[WHAT TO DO]
Copy everything in the listing below word for word, apart from any images.

[Records from a data source]
______

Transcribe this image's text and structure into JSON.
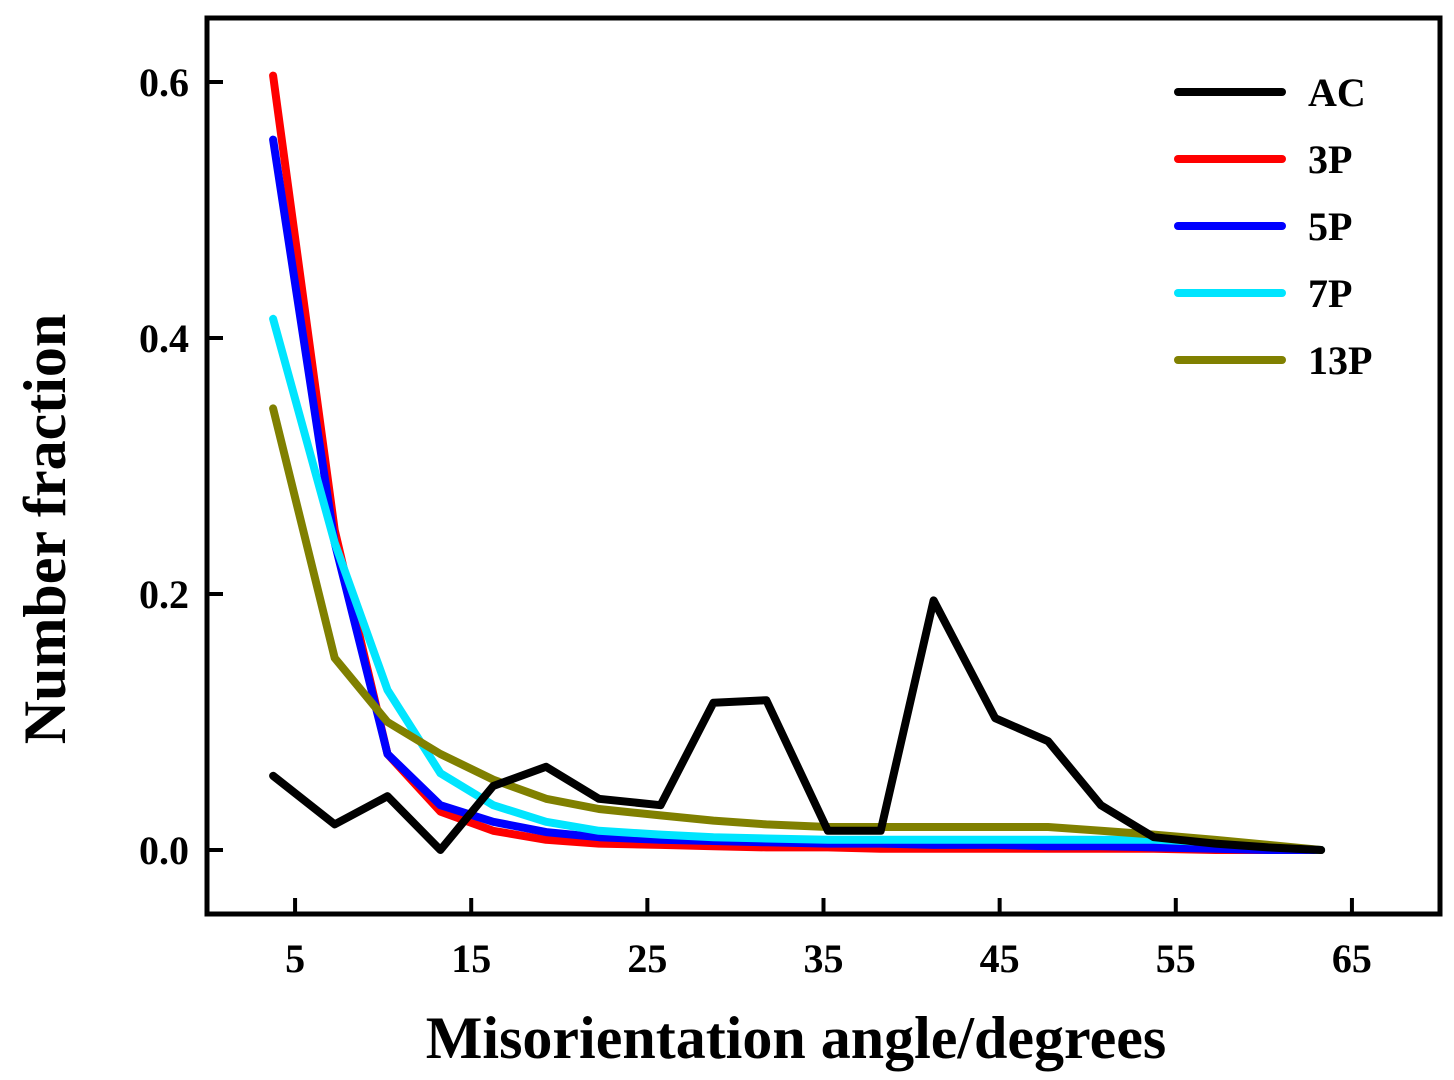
{
  "chart_data": {
    "type": "line",
    "title": "",
    "xlabel": "Misorientation angle/degrees",
    "ylabel": "Number fraction",
    "xlim": [
      0,
      70
    ],
    "ylim": [
      -0.05,
      0.65
    ],
    "xticks": [
      5,
      15,
      25,
      35,
      45,
      55,
      65
    ],
    "yticks": [
      0.0,
      0.2,
      0.4,
      0.6
    ],
    "xtick_labels": [
      "5",
      "15",
      "25",
      "35",
      "45",
      "55",
      "65"
    ],
    "ytick_labels": [
      "0.0",
      "0.2",
      "0.4",
      "0.6"
    ],
    "grid": false,
    "legend_position": "top-right",
    "x": [
      3.75,
      7.25,
      10.25,
      13.25,
      16.25,
      19.25,
      22.25,
      25.75,
      28.75,
      31.75,
      35.25,
      38.25,
      41.25,
      44.75,
      47.75,
      50.75,
      53.75,
      57.25,
      60.25,
      63.25
    ],
    "series": [
      {
        "name": "AC",
        "color": "#000000",
        "values": [
          0.058,
          0.02,
          0.042,
          0.0,
          0.05,
          0.065,
          0.04,
          0.035,
          0.115,
          0.117,
          0.015,
          0.015,
          0.195,
          0.103,
          0.085,
          0.035,
          0.01,
          0.005,
          0.002,
          0.0
        ]
      },
      {
        "name": "3P",
        "color": "#ff0000",
        "values": [
          0.605,
          0.25,
          0.075,
          0.03,
          0.015,
          0.008,
          0.005,
          0.004,
          0.003,
          0.002,
          0.002,
          0.001,
          0.001,
          0.001,
          0.001,
          0.001,
          0.001,
          0.0,
          0.0,
          0.0
        ]
      },
      {
        "name": "5P",
        "color": "#0000ff",
        "values": [
          0.555,
          0.24,
          0.075,
          0.035,
          0.022,
          0.014,
          0.01,
          0.008,
          0.007,
          0.006,
          0.005,
          0.005,
          0.004,
          0.004,
          0.003,
          0.003,
          0.002,
          0.001,
          0.0,
          0.0
        ]
      },
      {
        "name": "7P",
        "color": "#00e5ff",
        "values": [
          0.415,
          0.24,
          0.125,
          0.06,
          0.035,
          0.022,
          0.015,
          0.012,
          0.01,
          0.009,
          0.008,
          0.008,
          0.008,
          0.008,
          0.008,
          0.008,
          0.008,
          0.006,
          0.003,
          0.0
        ]
      },
      {
        "name": "13P",
        "color": "#808000",
        "values": [
          0.345,
          0.15,
          0.1,
          0.075,
          0.055,
          0.04,
          0.032,
          0.027,
          0.023,
          0.02,
          0.018,
          0.018,
          0.018,
          0.018,
          0.018,
          0.015,
          0.012,
          0.008,
          0.004,
          0.0
        ]
      }
    ]
  }
}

______

[CORRECT OUTPUT]
Transcribe this image's text and structure into JSON.
{
  "chart_data": {
    "type": "line",
    "title": "",
    "xlabel": "Misorientation angle/degrees",
    "ylabel": "Number fraction",
    "xlim": [
      0,
      70
    ],
    "ylim": [
      -0.05,
      0.65
    ],
    "xticks": [
      5,
      15,
      25,
      35,
      45,
      55,
      65
    ],
    "yticks": [
      0.0,
      0.2,
      0.4,
      0.6
    ],
    "xtick_labels": [
      "5",
      "15",
      "25",
      "35",
      "45",
      "55",
      "65"
    ],
    "ytick_labels": [
      "0.0",
      "0.2",
      "0.4",
      "0.6"
    ],
    "grid": false,
    "legend_position": "top-right",
    "x": [
      3.75,
      7.25,
      10.25,
      13.25,
      16.25,
      19.25,
      22.25,
      25.75,
      28.75,
      31.75,
      35.25,
      38.25,
      41.25,
      44.75,
      47.75,
      50.75,
      53.75,
      57.25,
      60.25,
      63.25
    ],
    "series": [
      {
        "name": "AC",
        "color": "#000000",
        "values": [
          0.058,
          0.02,
          0.042,
          0.0,
          0.05,
          0.065,
          0.04,
          0.035,
          0.115,
          0.117,
          0.015,
          0.015,
          0.195,
          0.103,
          0.085,
          0.035,
          0.01,
          0.005,
          0.002,
          0.0
        ]
      },
      {
        "name": "3P",
        "color": "#ff0000",
        "values": [
          0.605,
          0.25,
          0.075,
          0.03,
          0.015,
          0.008,
          0.005,
          0.004,
          0.003,
          0.002,
          0.002,
          0.001,
          0.001,
          0.001,
          0.001,
          0.001,
          0.001,
          0.0,
          0.0,
          0.0
        ]
      },
      {
        "name": "5P",
        "color": "#0000ff",
        "values": [
          0.555,
          0.24,
          0.075,
          0.035,
          0.022,
          0.014,
          0.01,
          0.008,
          0.007,
          0.006,
          0.005,
          0.005,
          0.004,
          0.004,
          0.003,
          0.003,
          0.002,
          0.001,
          0.0,
          0.0
        ]
      },
      {
        "name": "7P",
        "color": "#00e5ff",
        "values": [
          0.415,
          0.24,
          0.125,
          0.06,
          0.035,
          0.022,
          0.015,
          0.012,
          0.01,
          0.009,
          0.008,
          0.008,
          0.008,
          0.008,
          0.008,
          0.008,
          0.008,
          0.006,
          0.003,
          0.0
        ]
      },
      {
        "name": "13P",
        "color": "#808000",
        "values": [
          0.345,
          0.15,
          0.1,
          0.075,
          0.055,
          0.04,
          0.032,
          0.027,
          0.023,
          0.02,
          0.018,
          0.018,
          0.018,
          0.018,
          0.018,
          0.015,
          0.012,
          0.008,
          0.004,
          0.0
        ]
      }
    ]
  }
}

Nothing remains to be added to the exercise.